WHAT YOU HAVE TO DO: Print all of the data exactly.

====== DATA TO PROCESS ======

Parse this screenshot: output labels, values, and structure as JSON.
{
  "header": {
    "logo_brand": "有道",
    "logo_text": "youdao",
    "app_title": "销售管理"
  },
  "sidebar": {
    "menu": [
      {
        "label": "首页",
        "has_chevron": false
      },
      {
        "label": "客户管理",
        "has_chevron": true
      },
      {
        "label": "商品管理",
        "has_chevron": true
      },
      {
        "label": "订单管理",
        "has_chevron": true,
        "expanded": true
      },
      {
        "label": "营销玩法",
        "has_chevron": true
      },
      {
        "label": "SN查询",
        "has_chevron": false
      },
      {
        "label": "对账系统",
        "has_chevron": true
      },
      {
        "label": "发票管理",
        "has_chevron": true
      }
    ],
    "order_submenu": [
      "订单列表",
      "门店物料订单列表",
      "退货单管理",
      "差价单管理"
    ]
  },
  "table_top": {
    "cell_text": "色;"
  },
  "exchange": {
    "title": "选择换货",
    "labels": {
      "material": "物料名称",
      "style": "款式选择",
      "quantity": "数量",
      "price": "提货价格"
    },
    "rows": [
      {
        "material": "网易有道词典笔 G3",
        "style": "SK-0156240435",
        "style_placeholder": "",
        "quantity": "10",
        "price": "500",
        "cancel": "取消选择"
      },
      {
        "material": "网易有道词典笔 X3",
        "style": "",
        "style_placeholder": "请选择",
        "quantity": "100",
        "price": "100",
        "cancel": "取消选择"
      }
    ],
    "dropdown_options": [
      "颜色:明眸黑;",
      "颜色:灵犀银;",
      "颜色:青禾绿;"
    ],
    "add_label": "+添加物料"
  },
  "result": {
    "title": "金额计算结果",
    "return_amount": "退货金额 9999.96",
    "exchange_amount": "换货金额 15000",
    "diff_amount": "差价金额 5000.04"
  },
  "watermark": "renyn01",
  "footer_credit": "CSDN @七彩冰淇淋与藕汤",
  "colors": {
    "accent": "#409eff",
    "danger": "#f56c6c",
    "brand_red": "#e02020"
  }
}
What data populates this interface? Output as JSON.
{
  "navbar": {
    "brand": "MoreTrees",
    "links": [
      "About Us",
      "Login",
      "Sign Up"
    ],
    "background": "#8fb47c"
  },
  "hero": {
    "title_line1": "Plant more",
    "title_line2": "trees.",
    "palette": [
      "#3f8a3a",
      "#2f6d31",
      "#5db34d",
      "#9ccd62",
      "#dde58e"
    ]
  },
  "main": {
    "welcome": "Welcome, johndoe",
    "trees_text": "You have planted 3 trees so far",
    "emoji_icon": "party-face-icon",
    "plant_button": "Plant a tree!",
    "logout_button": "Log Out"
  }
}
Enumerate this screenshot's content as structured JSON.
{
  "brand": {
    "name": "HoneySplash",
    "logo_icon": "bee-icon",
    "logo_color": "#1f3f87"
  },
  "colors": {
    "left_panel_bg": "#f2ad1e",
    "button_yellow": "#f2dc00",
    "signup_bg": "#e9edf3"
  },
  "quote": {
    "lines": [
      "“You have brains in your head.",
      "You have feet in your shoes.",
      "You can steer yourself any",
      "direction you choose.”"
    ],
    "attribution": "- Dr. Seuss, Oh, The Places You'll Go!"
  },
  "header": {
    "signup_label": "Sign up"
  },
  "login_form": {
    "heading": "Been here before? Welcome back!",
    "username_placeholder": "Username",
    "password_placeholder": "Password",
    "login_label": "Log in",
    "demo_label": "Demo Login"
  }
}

======

FULL RESPONSE:
Parse this screenshot: output labels, values, and structure as JSON.
{
  "header": {
    "logo_brand": "有道",
    "logo_text": "youdao",
    "app_title": "销售管理"
  },
  "sidebar": {
    "menu": [
      {
        "label": "首页",
        "has_chevron": false
      },
      {
        "label": "客户管理",
        "has_chevron": true
      },
      {
        "label": "商品管理",
        "has_chevron": true
      },
      {
        "label": "订单管理",
        "has_chevron": true,
        "expanded": true
      },
      {
        "label": "营销玩法",
        "has_chevron": true
      },
      {
        "label": "SN查询",
        "has_chevron": false
      },
      {
        "label": "对账系统",
        "has_chevron": true
      },
      {
        "label": "发票管理",
        "has_chevron": true
      }
    ],
    "order_submenu": [
      "订单列表",
      "门店物料订单列表",
      "退货单管理",
      "差价单管理"
    ]
  },
  "table_top": {
    "cell_text": "色;"
  },
  "exchange": {
    "title": "选择换货",
    "labels": {
      "material": "物料名称",
      "style": "款式选择",
      "quantity": "数量",
      "price": "提货价格"
    },
    "rows": [
      {
        "material": "网易有道词典笔 G3",
        "style": "SK-0156240435",
        "style_placeholder": "",
        "quantity": "10",
        "price": "500",
        "cancel": "取消选择"
      },
      {
        "material": "网易有道词典笔 X3",
        "style": "",
        "style_placeholder": "请选择",
        "quantity": "100",
        "price": "100",
        "cancel": "取消选择"
      }
    ],
    "dropdown_options": [
      "颜色:明眸黑;",
      "颜色:灵犀银;",
      "颜色:青禾绿;"
    ],
    "add_label": "+添加物料"
  },
  "result": {
    "title": "金额计算结果",
    "return_amount": "退货金额 9999.96",
    "exchange_amount": "换货金额 15000",
    "diff_amount": "差价金额 5000.04"
  },
  "watermark": "renyn01",
  "footer_credit": "CSDN @七彩冰淇淋与藕汤",
  "colors": {
    "accent": "#409eff",
    "danger": "#f56c6c",
    "brand_red": "#e02020"
  }
}
What data populates this interface? Output as JSON.
{
  "navbar": {
    "brand": "MoreTrees",
    "links": [
      "About Us",
      "Login",
      "Sign Up"
    ],
    "background": "#8fb47c"
  },
  "hero": {
    "title_line1": "Plant more",
    "title_line2": "trees.",
    "palette": [
      "#3f8a3a",
      "#2f6d31",
      "#5db34d",
      "#9ccd62",
      "#dde58e"
    ]
  },
  "main": {
    "welcome": "Welcome, johndoe",
    "trees_text": "You have planted 3 trees so far",
    "emoji_icon": "party-face-icon",
    "plant_button": "Plant a tree!",
    "logout_button": "Log Out"
  }
}
Enumerate this screenshot's content as structured JSON.
{
  "brand": {
    "name": "HoneySplash",
    "logo_icon": "bee-icon",
    "logo_color": "#1f3f87"
  },
  "colors": {
    "left_panel_bg": "#f2ad1e",
    "button_yellow": "#f2dc00",
    "signup_bg": "#e9edf3"
  },
  "quote": {
    "lines": [
      "“You have brains in your head.",
      "You have feet in your shoes.",
      "You can steer yourself any",
      "direction you choose.”"
    ],
    "attribution": "- Dr. Seuss, Oh, The Places You'll Go!"
  },
  "header": {
    "signup_label": "Sign up"
  },
  "login_form": {
    "heading": "Been here before? Welcome back!",
    "username_placeholder": "Username",
    "password_placeholder": "Password",
    "login_label": "Log in",
    "demo_label": "Demo Login"
  }
}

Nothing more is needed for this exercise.